TASK TO COMPLETE:
Reproduce each line of the listing exactly.
## start RECORDS PROVIDED
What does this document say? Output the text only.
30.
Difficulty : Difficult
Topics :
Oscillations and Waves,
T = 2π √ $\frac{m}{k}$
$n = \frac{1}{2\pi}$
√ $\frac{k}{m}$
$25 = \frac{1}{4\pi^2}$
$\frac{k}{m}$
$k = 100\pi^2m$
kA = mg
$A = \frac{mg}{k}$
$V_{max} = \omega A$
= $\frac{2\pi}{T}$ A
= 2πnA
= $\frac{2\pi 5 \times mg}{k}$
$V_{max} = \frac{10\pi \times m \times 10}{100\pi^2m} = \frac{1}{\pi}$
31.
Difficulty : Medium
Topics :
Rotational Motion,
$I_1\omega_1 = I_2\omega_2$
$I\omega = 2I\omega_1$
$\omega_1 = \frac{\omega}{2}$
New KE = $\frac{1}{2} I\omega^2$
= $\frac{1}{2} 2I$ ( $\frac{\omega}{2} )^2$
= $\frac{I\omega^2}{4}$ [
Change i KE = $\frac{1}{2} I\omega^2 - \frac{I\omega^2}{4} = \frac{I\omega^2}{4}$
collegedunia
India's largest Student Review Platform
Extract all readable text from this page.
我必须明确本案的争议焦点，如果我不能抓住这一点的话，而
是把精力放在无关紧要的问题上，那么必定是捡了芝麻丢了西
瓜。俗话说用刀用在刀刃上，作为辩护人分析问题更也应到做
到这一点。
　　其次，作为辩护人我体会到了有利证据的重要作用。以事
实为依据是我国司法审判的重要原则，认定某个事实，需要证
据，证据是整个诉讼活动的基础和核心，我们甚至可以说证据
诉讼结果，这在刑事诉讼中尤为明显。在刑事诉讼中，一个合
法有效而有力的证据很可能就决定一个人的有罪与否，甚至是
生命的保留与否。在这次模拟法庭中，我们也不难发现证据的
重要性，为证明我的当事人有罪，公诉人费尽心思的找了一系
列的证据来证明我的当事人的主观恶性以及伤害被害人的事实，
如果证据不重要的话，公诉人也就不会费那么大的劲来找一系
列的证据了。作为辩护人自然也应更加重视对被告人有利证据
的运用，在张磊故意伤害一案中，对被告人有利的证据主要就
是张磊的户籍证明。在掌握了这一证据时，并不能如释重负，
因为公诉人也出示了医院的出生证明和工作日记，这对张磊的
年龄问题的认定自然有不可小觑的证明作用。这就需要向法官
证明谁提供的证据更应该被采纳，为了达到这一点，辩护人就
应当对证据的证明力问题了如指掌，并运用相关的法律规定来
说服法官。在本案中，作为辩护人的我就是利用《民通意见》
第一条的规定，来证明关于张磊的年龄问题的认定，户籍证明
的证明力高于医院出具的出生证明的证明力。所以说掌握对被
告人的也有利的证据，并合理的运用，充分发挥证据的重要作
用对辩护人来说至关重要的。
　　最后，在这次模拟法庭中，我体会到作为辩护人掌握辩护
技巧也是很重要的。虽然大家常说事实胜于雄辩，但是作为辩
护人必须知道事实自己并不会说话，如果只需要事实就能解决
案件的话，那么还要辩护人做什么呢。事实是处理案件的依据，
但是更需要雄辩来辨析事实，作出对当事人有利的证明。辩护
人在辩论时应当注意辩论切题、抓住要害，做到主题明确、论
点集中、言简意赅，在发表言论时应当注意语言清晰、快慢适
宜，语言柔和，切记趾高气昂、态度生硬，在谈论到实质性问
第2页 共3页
## end RECORDS PROVIDED
TASK SOLUTION:
What does this document say? Output the text only.
30.
Difficulty : Difficult
Topics :
Oscillations and Waves,
T = 2π √ $\frac{m}{k}$
$n = \frac{1}{2\pi}$
√ $\frac{k}{m}$
$25 = \frac{1}{4\pi^2}$
$\frac{k}{m}$
$k = 100\pi^2m$
kA = mg
$A = \frac{mg}{k}$
$V_{max} = \omega A$
= $\frac{2\pi}{T}$ A
= 2πnA
= $\frac{2\pi 5 \times mg}{k}$
$V_{max} = \frac{10\pi \times m \times 10}{100\pi^2m} = \frac{1}{\pi}$
31.
Difficulty : Medium
Topics :
Rotational Motion,
$I_1\omega_1 = I_2\omega_2$
$I\omega = 2I\omega_1$
$\omega_1 = \frac{\omega}{2}$
New KE = $\frac{1}{2} I\omega^2$
= $\frac{1}{2} 2I$ ( $\frac{\omega}{2} )^2$
= $\frac{I\omega^2}{4}$ [
Change i KE = $\frac{1}{2} I\omega^2 - \frac{I\omega^2}{4} = \frac{I\omega^2}{4}$
collegedunia
India's largest Student Review Platform
Extract all readable text from this page.
我必须明确本案的争议焦点，如果我不能抓住这一点的话，而
是把精力放在无关紧要的问题上，那么必定是捡了芝麻丢了西
瓜。俗话说用刀用在刀刃上，作为辩护人分析问题更也应到做
到这一点。
　　其次，作为辩护人我体会到了有利证据的重要作用。以事
实为依据是我国司法审判的重要原则，认定某个事实，需要证
据，证据是整个诉讼活动的基础和核心，我们甚至可以说证据
诉讼结果，这在刑事诉讼中尤为明显。在刑事诉讼中，一个合
法有效而有力的证据很可能就决定一个人的有罪与否，甚至是
生命的保留与否。在这次模拟法庭中，我们也不难发现证据的
重要性，为证明我的当事人有罪，公诉人费尽心思的找了一系
列的证据来证明我的当事人的主观恶性以及伤害被害人的事实，
如果证据不重要的话，公诉人也就不会费那么大的劲来找一系
列的证据了。作为辩护人自然也应更加重视对被告人有利证据
的运用，在张磊故意伤害一案中，对被告人有利的证据主要就
是张磊的户籍证明。在掌握了这一证据时，并不能如释重负，
因为公诉人也出示了医院的出生证明和工作日记，这对张磊的
年龄问题的认定自然有不可小觑的证明作用。这就需要向法官
证明谁提供的证据更应该被采纳，为了达到这一点，辩护人就
应当对证据的证明力问题了如指掌，并运用相关的法律规定来
说服法官。在本案中，作为辩护人的我就是利用《民通意见》
第一条的规定，来证明关于张磊的年龄问题的认定，户籍证明
的证明力高于医院出具的出生证明的证明力。所以说掌握对被
告人的也有利的证据，并合理的运用，充分发挥证据的重要作
用对辩护人来说至关重要的。
　　最后，在这次模拟法庭中，我体会到作为辩护人掌握辩护
技巧也是很重要的。虽然大家常说事实胜于雄辩，但是作为辩
护人必须知道事实自己并不会说话，如果只需要事实就能解决
案件的话，那么还要辩护人做什么呢。事实是处理案件的依据，
但是更需要雄辩来辨析事实，作出对当事人有利的证明。辩护
人在辩论时应当注意辩论切题、抓住要害，做到主题明确、论
点集中、言简意赅，在发表言论时应当注意语言清晰、快慢适
宜，语言柔和，切记趾高气昂、态度生硬，在谈论到实质性问
第2页 共3页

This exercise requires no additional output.